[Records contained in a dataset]
_ _ _ _ _ _ _
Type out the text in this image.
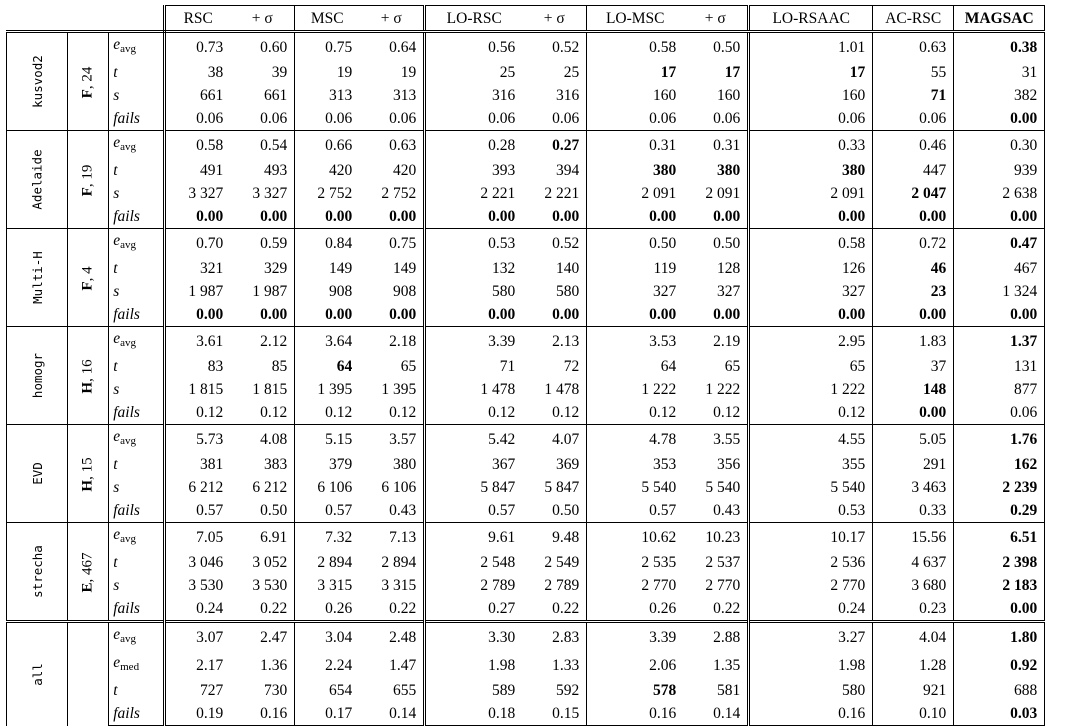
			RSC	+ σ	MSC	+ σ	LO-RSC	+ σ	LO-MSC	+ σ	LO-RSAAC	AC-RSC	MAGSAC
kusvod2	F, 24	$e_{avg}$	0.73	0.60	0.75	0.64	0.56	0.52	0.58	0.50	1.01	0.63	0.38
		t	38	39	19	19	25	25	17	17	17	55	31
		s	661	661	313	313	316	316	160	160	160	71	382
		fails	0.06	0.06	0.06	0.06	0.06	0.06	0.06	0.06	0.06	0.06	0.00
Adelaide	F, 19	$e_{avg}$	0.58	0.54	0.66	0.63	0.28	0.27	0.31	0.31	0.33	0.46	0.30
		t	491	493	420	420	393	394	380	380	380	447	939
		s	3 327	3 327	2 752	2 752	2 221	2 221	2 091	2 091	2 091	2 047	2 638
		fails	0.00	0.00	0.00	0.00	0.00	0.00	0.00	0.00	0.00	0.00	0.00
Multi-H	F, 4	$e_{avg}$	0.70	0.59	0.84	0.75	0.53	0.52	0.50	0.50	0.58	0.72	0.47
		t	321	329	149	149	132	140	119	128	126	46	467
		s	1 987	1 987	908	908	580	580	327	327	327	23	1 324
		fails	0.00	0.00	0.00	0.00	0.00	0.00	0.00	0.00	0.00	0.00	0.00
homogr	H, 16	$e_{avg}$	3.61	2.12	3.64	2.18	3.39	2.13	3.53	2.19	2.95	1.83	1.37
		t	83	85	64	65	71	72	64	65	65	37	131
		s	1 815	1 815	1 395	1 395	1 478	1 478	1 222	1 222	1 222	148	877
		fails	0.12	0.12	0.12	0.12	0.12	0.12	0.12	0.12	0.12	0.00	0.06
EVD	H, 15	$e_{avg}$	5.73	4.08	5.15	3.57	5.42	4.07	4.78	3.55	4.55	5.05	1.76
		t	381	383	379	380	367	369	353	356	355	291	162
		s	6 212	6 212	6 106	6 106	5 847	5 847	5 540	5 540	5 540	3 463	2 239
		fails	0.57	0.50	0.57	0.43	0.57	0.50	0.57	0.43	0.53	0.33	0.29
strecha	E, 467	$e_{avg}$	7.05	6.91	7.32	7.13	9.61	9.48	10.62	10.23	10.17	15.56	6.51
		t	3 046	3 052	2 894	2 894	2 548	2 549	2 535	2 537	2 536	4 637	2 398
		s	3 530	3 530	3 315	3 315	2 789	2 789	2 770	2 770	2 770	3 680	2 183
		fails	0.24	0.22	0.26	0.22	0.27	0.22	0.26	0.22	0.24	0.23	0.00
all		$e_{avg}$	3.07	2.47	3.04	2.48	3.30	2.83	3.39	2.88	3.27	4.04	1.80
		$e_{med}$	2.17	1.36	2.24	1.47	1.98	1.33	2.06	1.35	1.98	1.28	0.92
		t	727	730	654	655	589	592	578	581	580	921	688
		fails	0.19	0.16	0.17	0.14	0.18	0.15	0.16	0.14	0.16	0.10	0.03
_ _ _ _ _ _ _
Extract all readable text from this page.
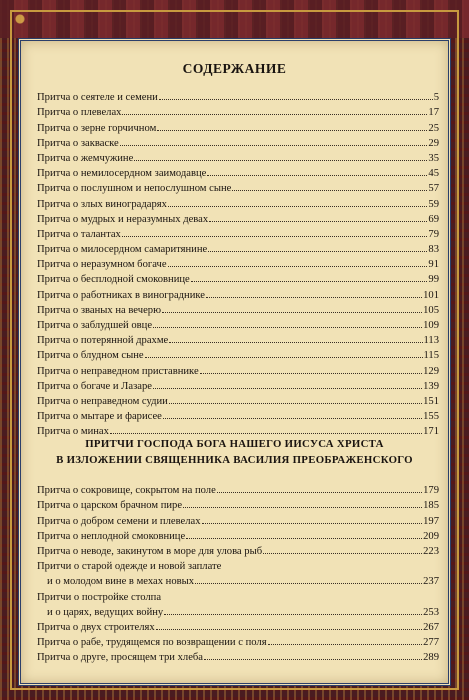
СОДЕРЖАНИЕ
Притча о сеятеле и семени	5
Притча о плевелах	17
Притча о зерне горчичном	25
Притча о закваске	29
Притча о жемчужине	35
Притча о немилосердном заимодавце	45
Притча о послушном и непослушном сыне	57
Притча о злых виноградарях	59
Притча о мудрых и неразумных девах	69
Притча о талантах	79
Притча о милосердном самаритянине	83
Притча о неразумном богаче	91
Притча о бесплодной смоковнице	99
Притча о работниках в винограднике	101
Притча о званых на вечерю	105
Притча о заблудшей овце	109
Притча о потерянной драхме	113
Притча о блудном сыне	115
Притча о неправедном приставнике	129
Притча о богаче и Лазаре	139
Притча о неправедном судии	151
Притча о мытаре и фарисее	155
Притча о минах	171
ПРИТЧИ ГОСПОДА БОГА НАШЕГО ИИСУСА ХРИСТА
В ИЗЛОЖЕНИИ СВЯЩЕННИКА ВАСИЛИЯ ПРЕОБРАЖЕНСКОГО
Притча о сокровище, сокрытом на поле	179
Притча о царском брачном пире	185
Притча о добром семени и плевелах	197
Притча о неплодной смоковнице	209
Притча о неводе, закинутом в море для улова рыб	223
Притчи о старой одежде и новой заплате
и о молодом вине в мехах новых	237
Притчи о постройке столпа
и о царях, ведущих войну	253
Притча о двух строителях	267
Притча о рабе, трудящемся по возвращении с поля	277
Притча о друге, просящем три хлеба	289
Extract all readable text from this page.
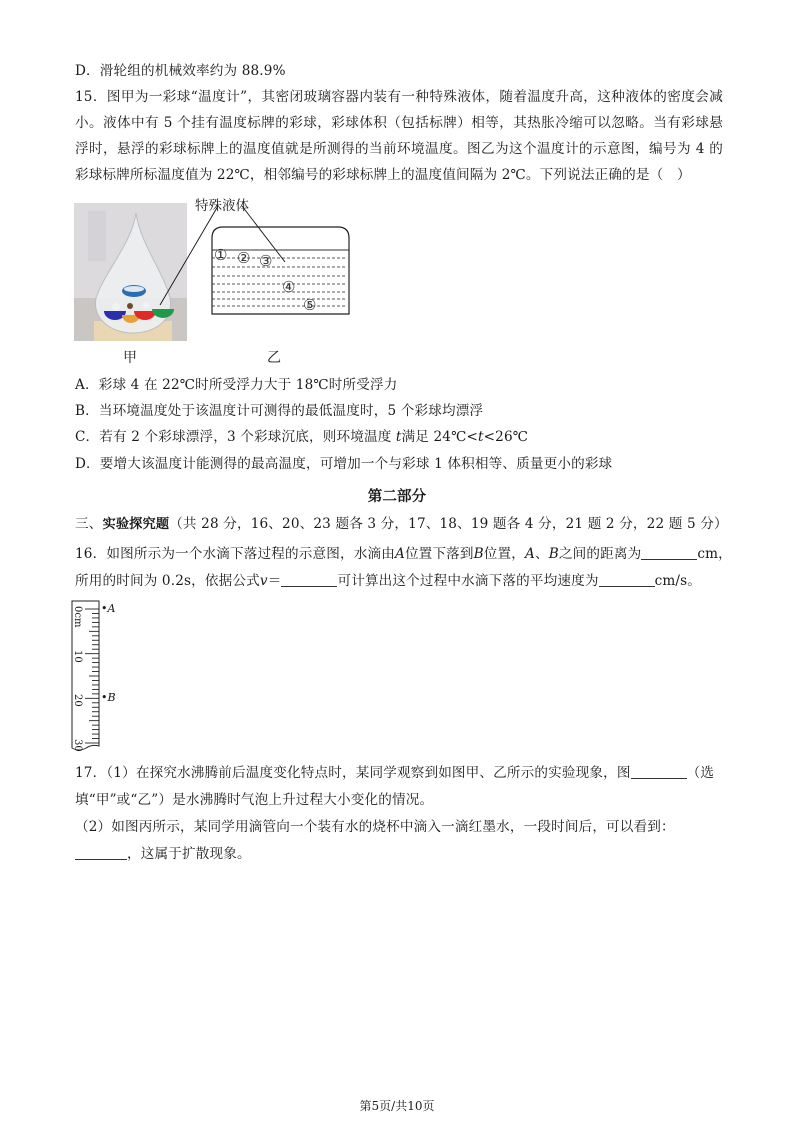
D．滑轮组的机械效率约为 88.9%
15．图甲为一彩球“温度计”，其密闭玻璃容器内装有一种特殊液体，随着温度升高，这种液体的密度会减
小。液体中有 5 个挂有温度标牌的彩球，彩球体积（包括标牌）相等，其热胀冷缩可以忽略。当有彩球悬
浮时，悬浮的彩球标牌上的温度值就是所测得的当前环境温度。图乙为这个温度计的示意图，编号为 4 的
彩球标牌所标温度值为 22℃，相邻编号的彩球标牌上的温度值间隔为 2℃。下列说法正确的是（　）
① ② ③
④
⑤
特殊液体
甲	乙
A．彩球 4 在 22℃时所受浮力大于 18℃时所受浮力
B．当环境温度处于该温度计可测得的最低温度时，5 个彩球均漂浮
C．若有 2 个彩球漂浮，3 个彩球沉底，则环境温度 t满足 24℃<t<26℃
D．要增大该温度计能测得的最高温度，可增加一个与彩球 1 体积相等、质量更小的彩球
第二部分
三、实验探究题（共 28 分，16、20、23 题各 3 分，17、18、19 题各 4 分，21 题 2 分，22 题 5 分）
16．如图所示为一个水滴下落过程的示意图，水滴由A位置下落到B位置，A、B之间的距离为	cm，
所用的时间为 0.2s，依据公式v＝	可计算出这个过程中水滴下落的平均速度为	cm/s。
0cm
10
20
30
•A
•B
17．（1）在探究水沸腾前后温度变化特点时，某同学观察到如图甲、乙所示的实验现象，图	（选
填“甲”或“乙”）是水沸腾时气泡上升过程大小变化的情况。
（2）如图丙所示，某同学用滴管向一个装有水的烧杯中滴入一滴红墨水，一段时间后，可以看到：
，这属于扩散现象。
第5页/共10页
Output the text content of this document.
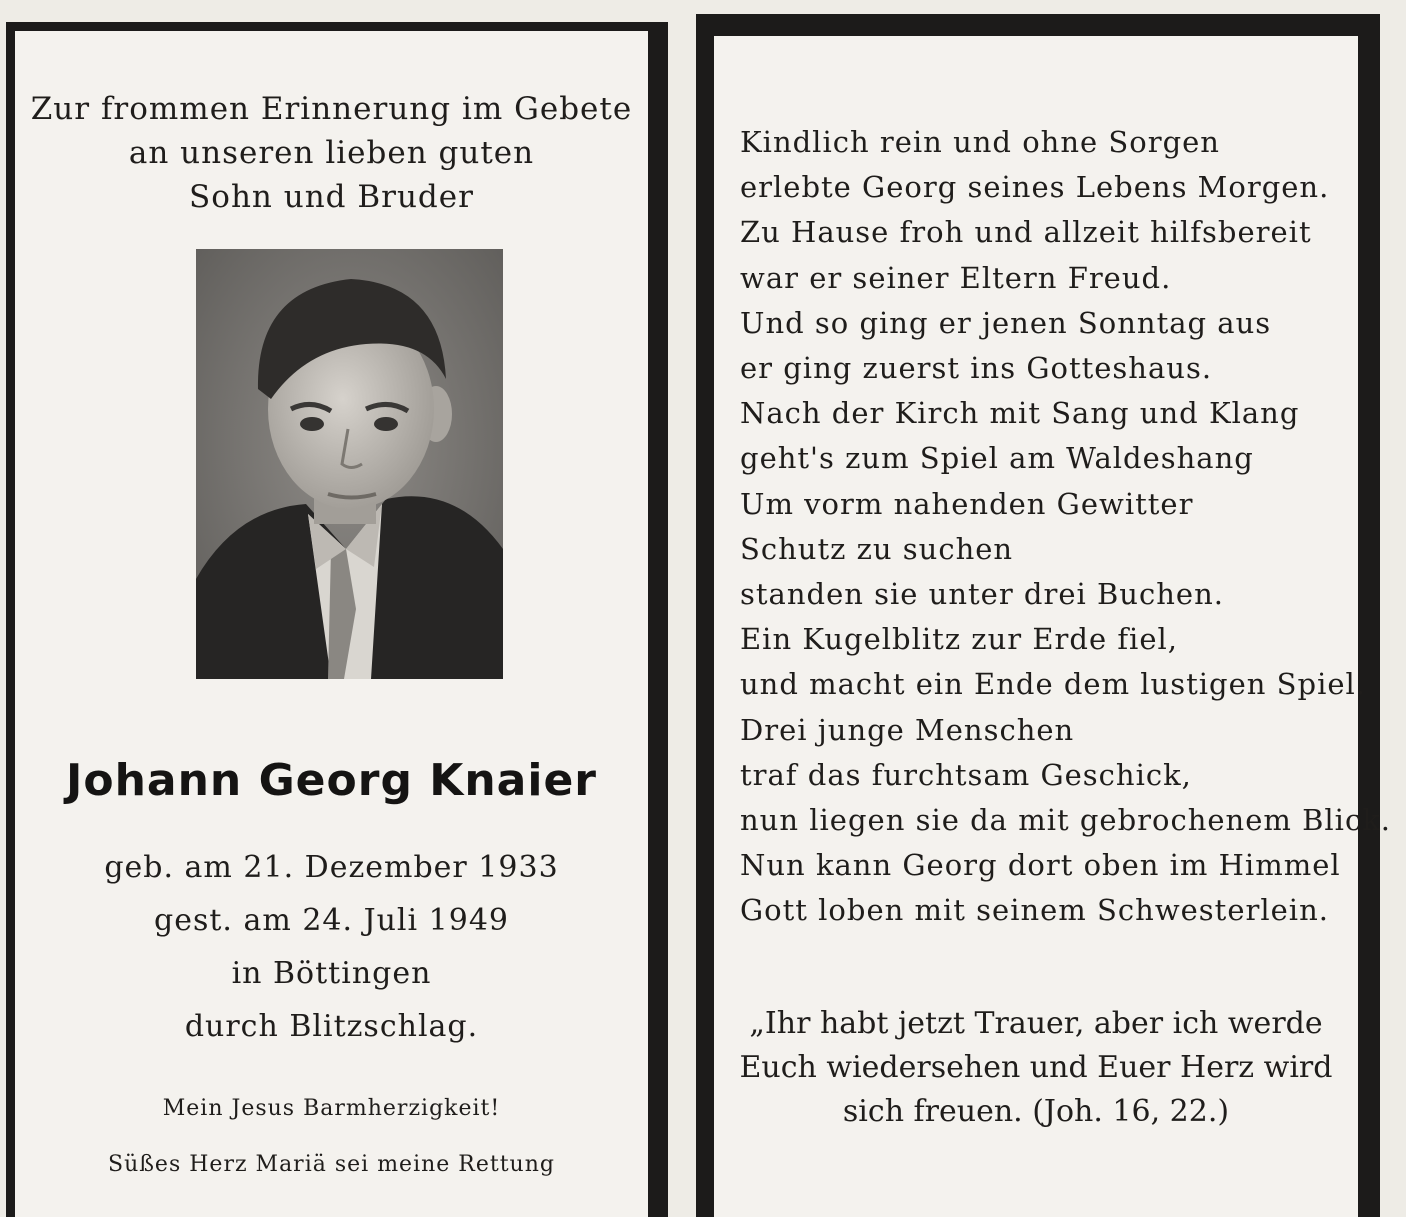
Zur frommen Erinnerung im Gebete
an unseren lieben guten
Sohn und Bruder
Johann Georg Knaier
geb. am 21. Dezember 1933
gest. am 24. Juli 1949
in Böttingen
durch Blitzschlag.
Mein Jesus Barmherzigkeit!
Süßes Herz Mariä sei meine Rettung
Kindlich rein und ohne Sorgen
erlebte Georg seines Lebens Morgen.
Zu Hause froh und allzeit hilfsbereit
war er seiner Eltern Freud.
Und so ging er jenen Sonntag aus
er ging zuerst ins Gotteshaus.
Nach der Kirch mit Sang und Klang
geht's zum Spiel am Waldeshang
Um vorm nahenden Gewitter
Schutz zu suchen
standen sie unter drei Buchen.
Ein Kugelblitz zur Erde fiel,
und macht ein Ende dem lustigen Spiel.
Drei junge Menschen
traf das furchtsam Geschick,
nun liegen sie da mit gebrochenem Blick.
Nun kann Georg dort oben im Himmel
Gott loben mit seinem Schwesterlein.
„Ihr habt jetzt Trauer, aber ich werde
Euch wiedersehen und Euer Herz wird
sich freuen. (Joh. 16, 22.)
_ _ _ _ _ _ _
*What you should do*. Of the lines in the data, how many contain the word "плевелах"? Provide the number and nothing further.

*Problem solution*. 2